**Problem requirements:**
Show every line in the listing below that contains the string "group".

**Record extracts:**
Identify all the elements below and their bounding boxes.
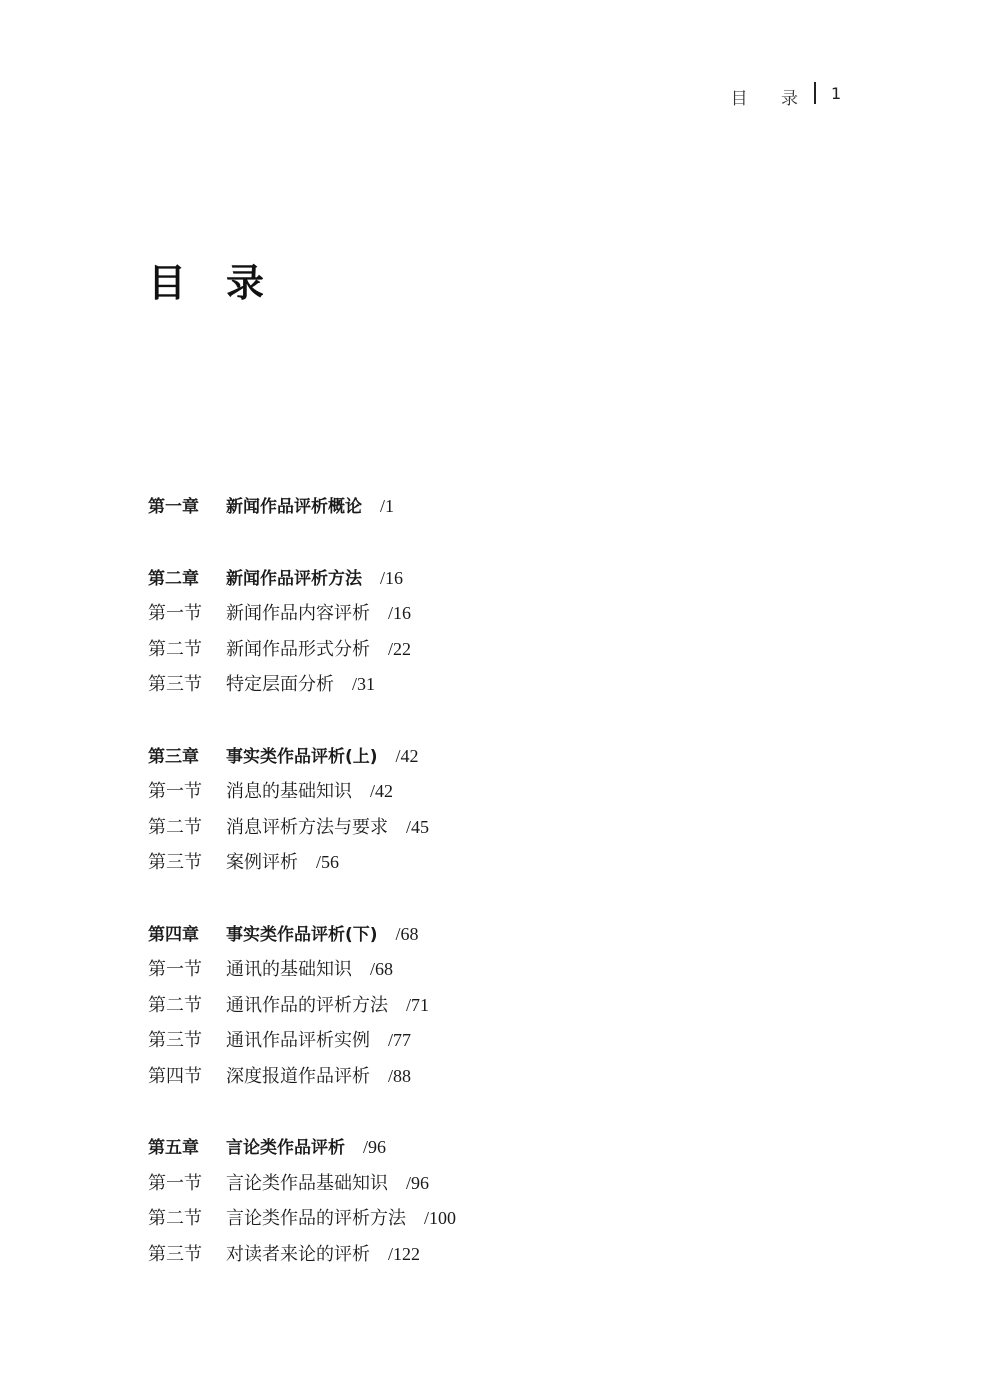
entry-label: 第三节 <box>148 852 202 873</box>
entry-title: 新闻作品形式分析 <box>226 638 370 660</box>
toc-section-entry[interactable] <box>148 1201 908 1237</box>
toc-section-entry[interactable] <box>148 810 908 846</box>
entry-page-number: /56 <box>316 852 340 872</box>
entry-page-number: /71 <box>406 994 430 1015</box>
entry-label: 第五章 <box>148 1138 199 1158</box>
toc-chapter-group <box>148 917 908 1095</box>
entry-title: 新闻作品内容评析 <box>226 603 370 624</box>
entry-label: 第三节 <box>148 674 202 695</box>
running-header-title: 目 录 <box>730 89 812 109</box>
entry-label: 第二节 <box>148 1208 202 1229</box>
entry-title: 消息的基础知识 <box>226 781 352 802</box>
entry-label: 第四节 <box>148 1065 202 1087</box>
entry-page-number: /1 <box>380 496 395 516</box>
entry-label: 第三节 <box>148 1243 202 1265</box>
entry-title: 通讯作品的评析方法 <box>226 994 388 1016</box>
entry-page-number: /96 <box>363 1137 387 1157</box>
toc-section-entry[interactable] <box>148 596 908 632</box>
table-of-contents <box>148 489 908 1308</box>
entry-page-number: /68 <box>395 923 419 944</box>
entry-title: 通讯的基础知识 <box>226 959 352 980</box>
toc-section-entry[interactable] <box>148 632 908 668</box>
toc-section-entry[interactable] <box>148 1237 908 1273</box>
toc-section-entry[interactable] <box>148 845 908 881</box>
entry-page-number: /42 <box>370 781 394 801</box>
entry-page-number: /45 <box>406 816 430 837</box>
entry-title: 深度报道作品评析 <box>226 1065 370 1087</box>
page-title: 目录 <box>148 261 305 305</box>
entry-label: 第二章 <box>148 568 199 589</box>
entry-label: 第四章 <box>148 924 199 945</box>
entry-title: 通讯作品评析实例 <box>226 1030 370 1051</box>
entry-title: 新闻作品评析概论 <box>226 497 362 517</box>
toc-chapter-group <box>148 561 908 703</box>
entry-title: 特定层面分析 <box>226 674 334 695</box>
entry-label: 第一节 <box>148 603 202 624</box>
toc-chapter-entry[interactable] <box>148 739 908 775</box>
running-header-divider <box>814 82 816 104</box>
entry-label: 第三节 <box>148 1030 202 1051</box>
toc-section-entry[interactable] <box>148 1059 908 1095</box>
toc-section-entry[interactable] <box>148 1166 908 1202</box>
entry-page-number: /31 <box>352 674 376 694</box>
entry-title: 新闻作品评析方法 <box>226 568 362 589</box>
entry-page-number: /42 <box>395 745 419 766</box>
entry-label: 第二节 <box>148 816 202 838</box>
toc-section-entry[interactable] <box>148 774 908 810</box>
entry-page-number: /96 <box>406 1172 430 1193</box>
entry-page-number: /68 <box>370 959 394 979</box>
entry-page-number: /22 <box>388 638 412 659</box>
entry-page-number: /88 <box>388 1065 412 1086</box>
toc-section-entry[interactable] <box>148 667 908 703</box>
entry-title: 事实类作品评析(上) <box>226 746 378 767</box>
toc-chapter-entry[interactable] <box>148 561 908 597</box>
entry-label: 第一节 <box>148 781 202 802</box>
running-header <box>730 82 870 108</box>
entry-title: 对读者来论的评析 <box>226 1243 370 1265</box>
entry-title: 言论类作品基础知识 <box>226 1172 388 1194</box>
entry-label: 第二节 <box>148 638 202 660</box>
entry-page-number: /100 <box>424 1208 457 1228</box>
entry-page-number: /16 <box>380 567 404 588</box>
entry-page-number: /16 <box>388 603 412 623</box>
entry-title: 事实类作品评析(下) <box>226 924 378 945</box>
entry-page-number: /77 <box>388 1030 412 1050</box>
toc-chapter-group <box>148 739 908 881</box>
toc-section-entry[interactable] <box>148 952 908 988</box>
toc-chapter-entry[interactable] <box>148 489 908 525</box>
entry-title: 言论类作品的评析方法 <box>226 1208 406 1229</box>
entry-label: 第一节 <box>148 1172 202 1194</box>
toc-chapter-group <box>148 489 908 525</box>
toc-chapter-entry[interactable] <box>148 917 908 953</box>
entry-title: 案例评析 <box>226 852 298 873</box>
entry-title: 言论类作品评析 <box>226 1138 345 1158</box>
entry-page-number: /122 <box>388 1243 421 1264</box>
entry-label: 第二节 <box>148 994 202 1016</box>
toc-chapter-group <box>148 1130 908 1272</box>
page-number: 1 <box>831 84 842 103</box>
entry-label: 第一节 <box>148 959 202 980</box>
toc-section-entry[interactable] <box>148 1023 908 1059</box>
entry-label: 第三章 <box>148 746 199 767</box>
toc-section-entry[interactable] <box>148 988 908 1024</box>
entry-title: 消息评析方法与要求 <box>226 816 388 838</box>
toc-chapter-entry[interactable] <box>148 1130 908 1166</box>
entry-label: 第一章 <box>148 497 199 517</box>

**Reply to the task:**
toc-chapter-group <box>148 917 908 1095</box>
toc-chapter-group <box>148 561 908 703</box>
toc-chapter-group <box>148 739 908 881</box>
toc-chapter-group <box>148 489 908 525</box>
toc-chapter-group <box>148 1130 908 1272</box>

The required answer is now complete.